Provide only the number of lines in the listing that contain the string "tháng".

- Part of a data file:
((
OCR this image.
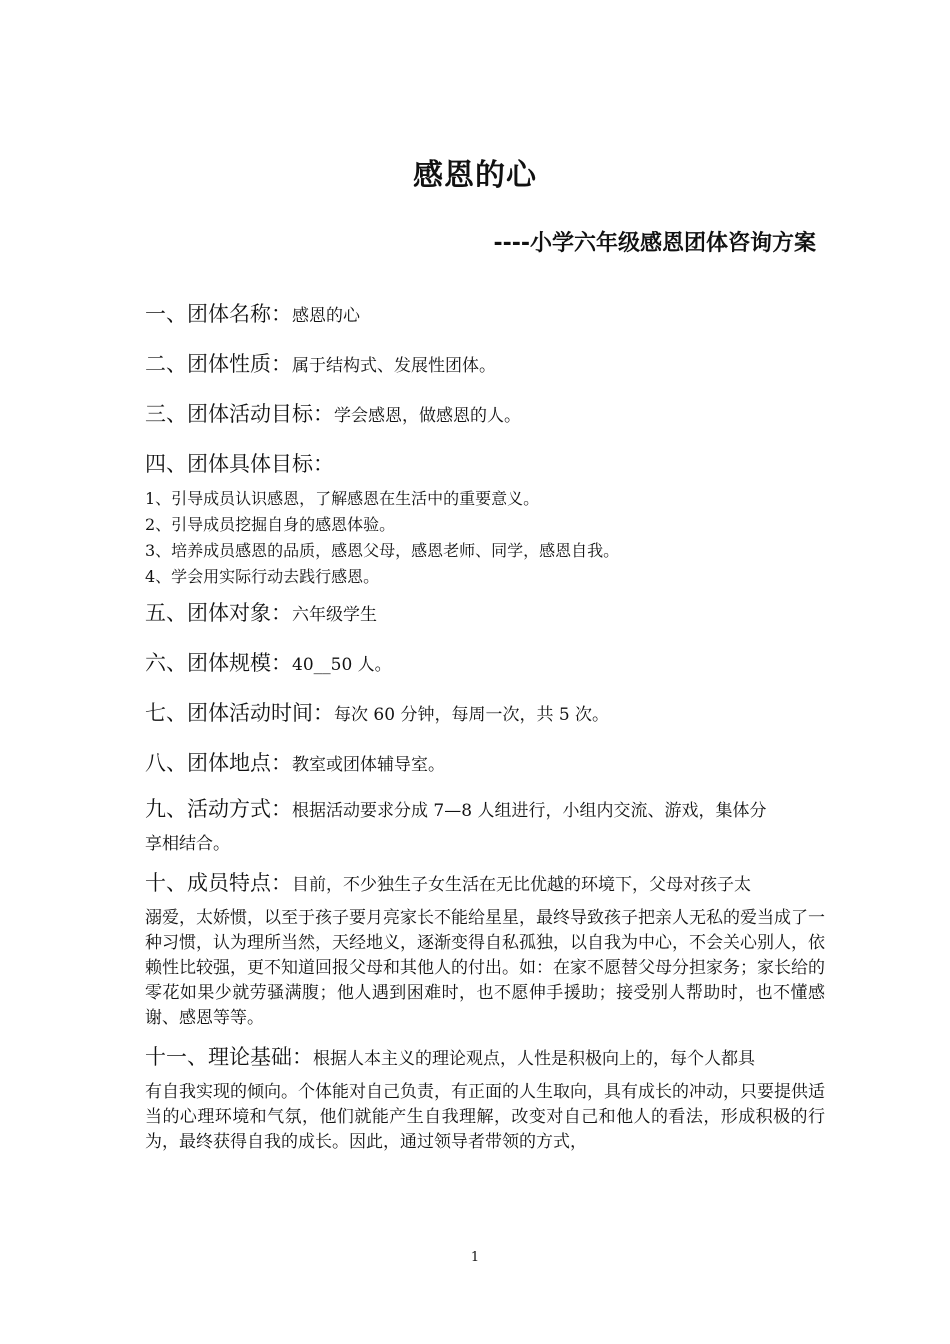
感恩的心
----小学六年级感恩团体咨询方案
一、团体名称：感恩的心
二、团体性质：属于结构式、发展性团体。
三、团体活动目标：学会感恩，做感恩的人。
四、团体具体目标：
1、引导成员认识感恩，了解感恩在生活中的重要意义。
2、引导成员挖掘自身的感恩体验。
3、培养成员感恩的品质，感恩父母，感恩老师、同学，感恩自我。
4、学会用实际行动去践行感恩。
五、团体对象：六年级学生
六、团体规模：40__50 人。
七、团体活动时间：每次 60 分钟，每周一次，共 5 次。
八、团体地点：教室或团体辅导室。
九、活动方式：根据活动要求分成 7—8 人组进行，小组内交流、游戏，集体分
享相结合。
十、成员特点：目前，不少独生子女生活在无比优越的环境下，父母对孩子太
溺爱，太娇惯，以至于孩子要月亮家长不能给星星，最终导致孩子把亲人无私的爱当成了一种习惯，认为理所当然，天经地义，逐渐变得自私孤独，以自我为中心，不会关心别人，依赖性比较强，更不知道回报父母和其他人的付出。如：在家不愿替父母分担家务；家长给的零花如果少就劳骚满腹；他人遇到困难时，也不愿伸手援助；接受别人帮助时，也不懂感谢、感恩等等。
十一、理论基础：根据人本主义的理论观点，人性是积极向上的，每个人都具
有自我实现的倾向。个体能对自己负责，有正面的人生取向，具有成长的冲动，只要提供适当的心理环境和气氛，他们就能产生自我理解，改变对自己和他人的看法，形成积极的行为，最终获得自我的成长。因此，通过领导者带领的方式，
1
))
((
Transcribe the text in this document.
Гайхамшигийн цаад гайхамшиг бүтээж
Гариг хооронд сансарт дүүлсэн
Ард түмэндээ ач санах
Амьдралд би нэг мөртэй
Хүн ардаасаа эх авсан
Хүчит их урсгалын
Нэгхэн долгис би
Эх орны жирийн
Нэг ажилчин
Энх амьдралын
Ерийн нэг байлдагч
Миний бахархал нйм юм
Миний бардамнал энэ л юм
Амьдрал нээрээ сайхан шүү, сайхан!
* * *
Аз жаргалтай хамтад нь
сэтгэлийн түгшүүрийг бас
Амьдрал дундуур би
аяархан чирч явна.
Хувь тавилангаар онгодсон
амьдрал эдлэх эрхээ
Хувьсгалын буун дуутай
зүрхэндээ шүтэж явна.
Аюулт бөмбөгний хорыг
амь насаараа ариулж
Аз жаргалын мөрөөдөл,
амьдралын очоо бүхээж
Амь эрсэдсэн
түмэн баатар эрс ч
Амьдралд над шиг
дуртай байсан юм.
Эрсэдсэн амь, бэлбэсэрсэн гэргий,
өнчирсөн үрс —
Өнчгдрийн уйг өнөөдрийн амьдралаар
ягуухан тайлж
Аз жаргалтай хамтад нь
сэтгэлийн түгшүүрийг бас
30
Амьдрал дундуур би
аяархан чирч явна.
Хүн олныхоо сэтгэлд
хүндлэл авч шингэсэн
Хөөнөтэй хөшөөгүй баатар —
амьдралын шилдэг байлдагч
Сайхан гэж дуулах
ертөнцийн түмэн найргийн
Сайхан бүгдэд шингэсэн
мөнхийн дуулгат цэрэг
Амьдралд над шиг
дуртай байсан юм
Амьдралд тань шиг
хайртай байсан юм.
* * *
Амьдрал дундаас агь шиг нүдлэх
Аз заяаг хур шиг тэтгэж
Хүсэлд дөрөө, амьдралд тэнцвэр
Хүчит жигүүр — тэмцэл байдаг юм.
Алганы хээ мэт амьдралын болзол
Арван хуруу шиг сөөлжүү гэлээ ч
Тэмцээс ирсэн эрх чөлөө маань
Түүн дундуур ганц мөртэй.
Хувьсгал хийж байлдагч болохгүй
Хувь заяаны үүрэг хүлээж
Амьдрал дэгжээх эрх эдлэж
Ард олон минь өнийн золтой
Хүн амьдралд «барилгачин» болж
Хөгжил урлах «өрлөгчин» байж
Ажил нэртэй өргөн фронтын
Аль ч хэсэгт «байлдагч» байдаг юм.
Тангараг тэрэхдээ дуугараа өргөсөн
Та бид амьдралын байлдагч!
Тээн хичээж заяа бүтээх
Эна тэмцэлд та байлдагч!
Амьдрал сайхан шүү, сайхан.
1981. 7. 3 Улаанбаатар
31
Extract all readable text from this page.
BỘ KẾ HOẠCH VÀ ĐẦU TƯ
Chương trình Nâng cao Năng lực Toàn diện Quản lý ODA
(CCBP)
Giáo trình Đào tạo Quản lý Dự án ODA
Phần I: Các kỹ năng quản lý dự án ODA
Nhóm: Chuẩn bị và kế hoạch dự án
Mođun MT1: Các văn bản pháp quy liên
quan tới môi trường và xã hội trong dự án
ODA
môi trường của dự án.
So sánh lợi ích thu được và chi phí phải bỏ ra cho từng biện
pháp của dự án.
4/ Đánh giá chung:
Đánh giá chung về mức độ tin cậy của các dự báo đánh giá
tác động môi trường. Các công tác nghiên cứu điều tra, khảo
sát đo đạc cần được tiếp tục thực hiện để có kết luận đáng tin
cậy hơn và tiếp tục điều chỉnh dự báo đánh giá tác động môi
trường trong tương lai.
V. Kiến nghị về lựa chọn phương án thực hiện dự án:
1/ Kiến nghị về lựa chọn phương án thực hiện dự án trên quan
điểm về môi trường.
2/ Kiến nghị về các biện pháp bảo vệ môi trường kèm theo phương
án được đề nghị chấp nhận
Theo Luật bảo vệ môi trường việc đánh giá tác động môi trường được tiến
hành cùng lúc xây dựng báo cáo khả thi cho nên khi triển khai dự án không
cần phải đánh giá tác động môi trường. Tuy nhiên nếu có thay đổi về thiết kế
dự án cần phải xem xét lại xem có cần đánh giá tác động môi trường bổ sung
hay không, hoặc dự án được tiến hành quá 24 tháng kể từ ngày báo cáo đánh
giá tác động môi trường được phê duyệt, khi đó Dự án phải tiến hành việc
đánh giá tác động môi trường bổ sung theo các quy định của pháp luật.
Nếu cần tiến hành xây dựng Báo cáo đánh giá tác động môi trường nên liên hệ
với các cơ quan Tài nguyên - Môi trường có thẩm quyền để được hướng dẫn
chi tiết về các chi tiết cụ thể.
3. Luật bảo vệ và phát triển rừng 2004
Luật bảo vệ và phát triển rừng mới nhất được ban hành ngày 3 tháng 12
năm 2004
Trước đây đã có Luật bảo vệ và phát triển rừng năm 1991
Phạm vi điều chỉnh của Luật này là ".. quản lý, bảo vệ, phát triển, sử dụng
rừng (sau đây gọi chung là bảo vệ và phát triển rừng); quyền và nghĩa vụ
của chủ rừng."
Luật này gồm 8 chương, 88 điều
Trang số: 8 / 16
))
((
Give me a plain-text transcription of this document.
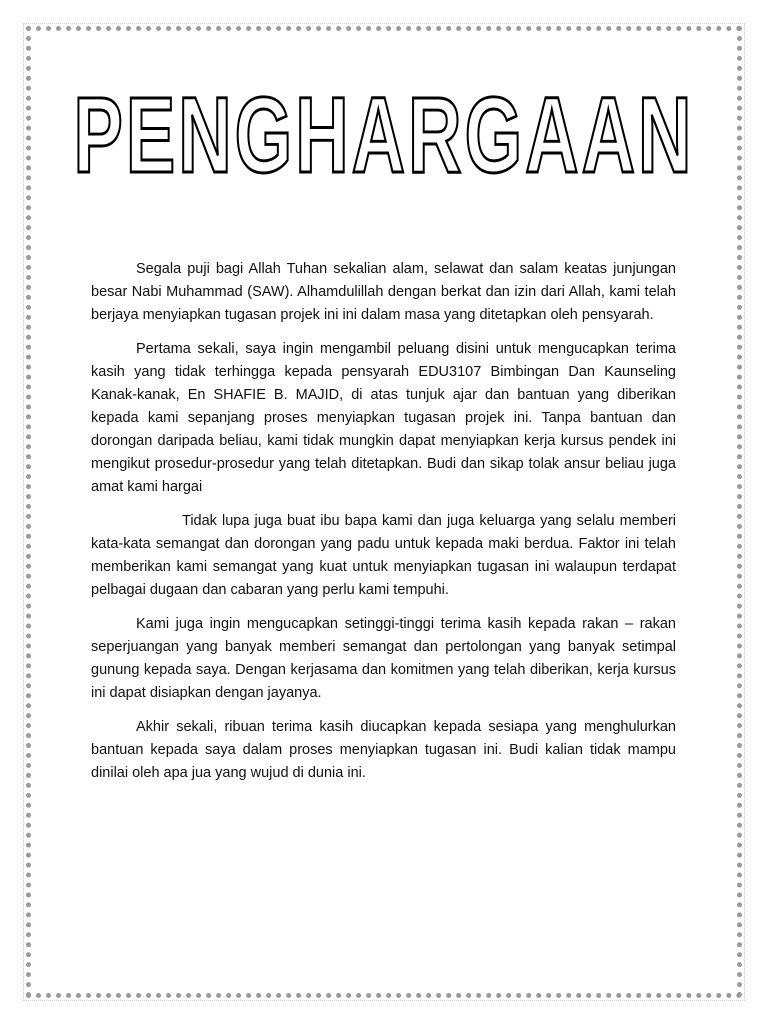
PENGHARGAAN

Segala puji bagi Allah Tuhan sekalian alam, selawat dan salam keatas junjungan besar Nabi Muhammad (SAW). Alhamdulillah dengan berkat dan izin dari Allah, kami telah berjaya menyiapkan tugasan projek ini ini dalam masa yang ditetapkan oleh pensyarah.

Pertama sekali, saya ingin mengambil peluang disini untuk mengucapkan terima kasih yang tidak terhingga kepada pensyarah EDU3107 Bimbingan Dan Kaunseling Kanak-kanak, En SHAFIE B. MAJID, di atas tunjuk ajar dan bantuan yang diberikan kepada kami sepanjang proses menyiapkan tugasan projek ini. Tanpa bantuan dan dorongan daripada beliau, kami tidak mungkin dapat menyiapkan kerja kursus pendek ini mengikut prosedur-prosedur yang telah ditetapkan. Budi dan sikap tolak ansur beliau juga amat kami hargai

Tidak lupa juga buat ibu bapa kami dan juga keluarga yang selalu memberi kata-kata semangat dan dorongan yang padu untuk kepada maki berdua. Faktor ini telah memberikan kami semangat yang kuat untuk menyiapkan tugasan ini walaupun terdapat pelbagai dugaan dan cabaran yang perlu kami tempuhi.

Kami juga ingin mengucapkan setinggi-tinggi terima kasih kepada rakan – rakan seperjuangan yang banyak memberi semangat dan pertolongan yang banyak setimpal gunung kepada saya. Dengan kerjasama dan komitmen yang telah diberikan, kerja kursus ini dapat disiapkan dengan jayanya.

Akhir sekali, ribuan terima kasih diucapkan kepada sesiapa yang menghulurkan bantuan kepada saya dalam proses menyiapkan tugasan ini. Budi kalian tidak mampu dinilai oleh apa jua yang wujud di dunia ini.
))
- Response below: 2